## THE REQUEST
Retype the material from its first line through the line containing "legend-item: 新建围堤 — [463, 416, 523, 426]", with both ends included and every character kept unchanged.
### GIVEN ENTRIES ###
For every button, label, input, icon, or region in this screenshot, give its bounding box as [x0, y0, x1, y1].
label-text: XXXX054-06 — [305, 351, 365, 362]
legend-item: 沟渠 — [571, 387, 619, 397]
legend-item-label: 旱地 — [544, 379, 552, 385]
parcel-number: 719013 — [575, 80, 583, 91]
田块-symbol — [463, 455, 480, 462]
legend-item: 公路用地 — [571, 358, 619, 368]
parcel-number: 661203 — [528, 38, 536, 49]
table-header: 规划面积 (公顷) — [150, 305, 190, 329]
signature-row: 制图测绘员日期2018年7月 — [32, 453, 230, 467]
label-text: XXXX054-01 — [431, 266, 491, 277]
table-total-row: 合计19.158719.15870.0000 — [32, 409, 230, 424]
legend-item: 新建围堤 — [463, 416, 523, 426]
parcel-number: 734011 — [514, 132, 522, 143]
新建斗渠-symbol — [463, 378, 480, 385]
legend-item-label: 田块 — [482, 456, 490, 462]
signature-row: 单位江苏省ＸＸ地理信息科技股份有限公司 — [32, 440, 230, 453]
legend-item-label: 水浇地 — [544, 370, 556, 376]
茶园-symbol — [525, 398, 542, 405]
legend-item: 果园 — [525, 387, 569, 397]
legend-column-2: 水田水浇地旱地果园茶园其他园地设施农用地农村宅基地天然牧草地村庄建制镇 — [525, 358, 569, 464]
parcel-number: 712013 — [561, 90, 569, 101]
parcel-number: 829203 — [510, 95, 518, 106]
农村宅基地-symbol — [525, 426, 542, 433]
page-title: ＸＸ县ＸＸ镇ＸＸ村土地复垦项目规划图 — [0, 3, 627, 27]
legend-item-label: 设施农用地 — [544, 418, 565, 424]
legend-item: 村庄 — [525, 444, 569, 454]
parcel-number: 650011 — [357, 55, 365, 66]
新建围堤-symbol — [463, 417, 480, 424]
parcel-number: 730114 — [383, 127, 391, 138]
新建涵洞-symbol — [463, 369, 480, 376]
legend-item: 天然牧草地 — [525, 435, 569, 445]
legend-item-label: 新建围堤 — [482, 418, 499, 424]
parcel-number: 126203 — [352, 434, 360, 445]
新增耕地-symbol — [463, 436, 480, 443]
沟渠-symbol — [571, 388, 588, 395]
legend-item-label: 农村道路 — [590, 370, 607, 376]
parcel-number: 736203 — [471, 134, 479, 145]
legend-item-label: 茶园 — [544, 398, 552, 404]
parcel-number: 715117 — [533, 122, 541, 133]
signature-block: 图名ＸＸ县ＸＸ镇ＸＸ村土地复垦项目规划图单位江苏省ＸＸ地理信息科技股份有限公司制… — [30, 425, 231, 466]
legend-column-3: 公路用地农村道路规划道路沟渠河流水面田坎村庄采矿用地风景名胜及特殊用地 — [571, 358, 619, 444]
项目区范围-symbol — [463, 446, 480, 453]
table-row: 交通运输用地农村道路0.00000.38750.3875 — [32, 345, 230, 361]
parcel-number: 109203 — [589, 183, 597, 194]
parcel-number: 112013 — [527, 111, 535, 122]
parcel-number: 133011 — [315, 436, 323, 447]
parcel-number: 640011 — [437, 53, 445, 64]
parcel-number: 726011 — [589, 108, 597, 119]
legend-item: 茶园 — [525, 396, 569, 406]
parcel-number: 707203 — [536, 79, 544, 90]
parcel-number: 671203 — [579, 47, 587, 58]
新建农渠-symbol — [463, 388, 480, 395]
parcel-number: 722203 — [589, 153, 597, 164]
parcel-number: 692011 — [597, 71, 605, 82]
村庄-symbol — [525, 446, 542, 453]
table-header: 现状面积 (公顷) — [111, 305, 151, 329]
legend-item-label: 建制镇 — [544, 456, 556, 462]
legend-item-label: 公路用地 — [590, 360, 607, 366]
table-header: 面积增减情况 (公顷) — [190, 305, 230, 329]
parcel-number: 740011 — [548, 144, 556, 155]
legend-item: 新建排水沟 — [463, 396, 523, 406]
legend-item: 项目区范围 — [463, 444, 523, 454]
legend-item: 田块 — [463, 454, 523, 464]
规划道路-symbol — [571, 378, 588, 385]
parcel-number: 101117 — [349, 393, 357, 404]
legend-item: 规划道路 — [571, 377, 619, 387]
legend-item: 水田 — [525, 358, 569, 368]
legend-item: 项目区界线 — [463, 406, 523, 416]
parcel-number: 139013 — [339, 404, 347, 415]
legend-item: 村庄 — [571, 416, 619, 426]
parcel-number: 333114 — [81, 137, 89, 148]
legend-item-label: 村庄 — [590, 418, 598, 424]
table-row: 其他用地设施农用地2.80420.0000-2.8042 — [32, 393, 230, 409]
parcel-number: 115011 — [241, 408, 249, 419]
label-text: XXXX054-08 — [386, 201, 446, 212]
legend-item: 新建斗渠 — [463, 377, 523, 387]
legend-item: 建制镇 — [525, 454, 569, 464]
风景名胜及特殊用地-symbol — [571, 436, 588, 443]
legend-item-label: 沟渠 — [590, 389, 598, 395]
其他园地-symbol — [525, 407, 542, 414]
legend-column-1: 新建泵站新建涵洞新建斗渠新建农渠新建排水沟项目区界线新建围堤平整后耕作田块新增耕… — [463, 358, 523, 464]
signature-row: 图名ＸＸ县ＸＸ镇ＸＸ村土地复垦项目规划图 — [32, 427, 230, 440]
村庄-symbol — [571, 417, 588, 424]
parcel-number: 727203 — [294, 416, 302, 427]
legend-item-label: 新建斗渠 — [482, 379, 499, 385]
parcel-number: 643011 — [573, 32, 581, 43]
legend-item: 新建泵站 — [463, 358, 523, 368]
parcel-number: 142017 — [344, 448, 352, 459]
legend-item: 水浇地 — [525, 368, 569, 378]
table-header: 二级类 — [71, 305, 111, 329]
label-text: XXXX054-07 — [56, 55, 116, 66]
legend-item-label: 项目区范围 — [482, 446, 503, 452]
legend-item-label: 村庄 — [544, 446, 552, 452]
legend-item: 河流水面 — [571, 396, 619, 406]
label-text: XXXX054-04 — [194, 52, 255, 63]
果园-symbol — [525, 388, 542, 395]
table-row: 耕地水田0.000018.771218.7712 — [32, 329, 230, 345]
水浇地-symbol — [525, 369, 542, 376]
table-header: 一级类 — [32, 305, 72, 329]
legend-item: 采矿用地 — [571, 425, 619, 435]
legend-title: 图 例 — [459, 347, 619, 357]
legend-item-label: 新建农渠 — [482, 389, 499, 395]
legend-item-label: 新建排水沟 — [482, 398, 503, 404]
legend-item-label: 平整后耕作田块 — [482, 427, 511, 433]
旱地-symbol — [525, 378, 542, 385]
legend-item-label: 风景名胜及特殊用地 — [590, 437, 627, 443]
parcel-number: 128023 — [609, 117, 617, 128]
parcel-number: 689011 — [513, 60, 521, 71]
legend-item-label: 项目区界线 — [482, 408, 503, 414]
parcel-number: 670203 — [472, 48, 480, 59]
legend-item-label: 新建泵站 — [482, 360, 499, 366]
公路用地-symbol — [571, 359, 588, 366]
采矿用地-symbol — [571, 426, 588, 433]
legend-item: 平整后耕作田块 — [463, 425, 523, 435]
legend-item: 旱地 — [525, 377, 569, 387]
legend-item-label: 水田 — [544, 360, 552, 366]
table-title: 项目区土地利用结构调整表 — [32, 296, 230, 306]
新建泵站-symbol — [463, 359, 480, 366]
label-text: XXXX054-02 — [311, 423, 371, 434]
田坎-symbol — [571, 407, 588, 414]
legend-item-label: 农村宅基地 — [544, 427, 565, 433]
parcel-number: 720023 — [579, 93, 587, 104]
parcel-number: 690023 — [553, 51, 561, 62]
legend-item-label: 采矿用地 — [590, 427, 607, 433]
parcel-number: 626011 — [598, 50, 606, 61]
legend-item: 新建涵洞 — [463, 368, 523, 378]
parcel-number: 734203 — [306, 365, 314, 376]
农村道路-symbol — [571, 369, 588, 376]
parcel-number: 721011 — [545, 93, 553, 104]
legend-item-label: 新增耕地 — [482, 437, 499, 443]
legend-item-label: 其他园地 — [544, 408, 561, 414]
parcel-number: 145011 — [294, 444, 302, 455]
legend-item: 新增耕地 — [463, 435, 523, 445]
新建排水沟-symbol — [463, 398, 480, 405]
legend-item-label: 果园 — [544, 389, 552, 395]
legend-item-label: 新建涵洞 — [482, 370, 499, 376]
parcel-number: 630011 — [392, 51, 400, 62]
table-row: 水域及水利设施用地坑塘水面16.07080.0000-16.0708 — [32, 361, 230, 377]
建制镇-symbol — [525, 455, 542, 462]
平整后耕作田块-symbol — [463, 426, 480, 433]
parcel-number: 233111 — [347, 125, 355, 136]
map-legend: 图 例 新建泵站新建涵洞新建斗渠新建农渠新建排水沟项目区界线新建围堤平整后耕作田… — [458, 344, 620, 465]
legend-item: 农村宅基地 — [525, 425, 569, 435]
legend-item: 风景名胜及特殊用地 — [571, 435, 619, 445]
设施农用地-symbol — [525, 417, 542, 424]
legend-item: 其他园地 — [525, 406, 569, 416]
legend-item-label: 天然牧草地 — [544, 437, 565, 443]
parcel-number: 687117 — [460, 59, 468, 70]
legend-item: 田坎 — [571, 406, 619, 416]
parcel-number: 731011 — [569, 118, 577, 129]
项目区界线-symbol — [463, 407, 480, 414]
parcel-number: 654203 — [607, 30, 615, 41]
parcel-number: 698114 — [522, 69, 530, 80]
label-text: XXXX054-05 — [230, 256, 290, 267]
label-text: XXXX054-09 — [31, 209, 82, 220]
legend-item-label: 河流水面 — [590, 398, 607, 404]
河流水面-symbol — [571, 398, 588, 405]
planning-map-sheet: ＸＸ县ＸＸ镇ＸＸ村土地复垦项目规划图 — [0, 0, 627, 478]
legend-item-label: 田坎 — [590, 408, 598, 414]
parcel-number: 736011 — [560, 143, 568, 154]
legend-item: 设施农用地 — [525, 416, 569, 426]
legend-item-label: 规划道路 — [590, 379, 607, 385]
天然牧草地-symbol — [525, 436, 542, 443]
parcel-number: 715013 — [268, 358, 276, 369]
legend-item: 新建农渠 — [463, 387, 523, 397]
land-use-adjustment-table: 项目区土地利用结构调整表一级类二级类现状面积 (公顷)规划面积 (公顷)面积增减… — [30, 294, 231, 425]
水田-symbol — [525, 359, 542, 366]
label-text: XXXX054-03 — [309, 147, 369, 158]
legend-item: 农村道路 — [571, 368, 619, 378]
###
## EXERCISE SOLUTION
For every button, label, input, icon, or region in this screenshot, give its bounding box as [x0, y0, x1, y1].
label-text: XXXX054-06 — [305, 351, 365, 362]
legend-item: 沟渠 — [571, 387, 619, 397]
legend-item-label: 旱地 — [544, 379, 552, 385]
parcel-number: 719013 — [575, 80, 583, 91]
田块-symbol — [463, 455, 480, 462]
legend-item: 公路用地 — [571, 358, 619, 368]
parcel-number: 661203 — [528, 38, 536, 49]
table-header: 规划面积 (公顷) — [150, 305, 190, 329]
signature-row: 制图测绘员日期2018年7月 — [32, 453, 230, 467]
label-text: XXXX054-01 — [431, 266, 491, 277]
table-total-row: 合计19.158719.15870.0000 — [32, 409, 230, 424]
legend-item: 新建围堤 — [463, 416, 523, 426]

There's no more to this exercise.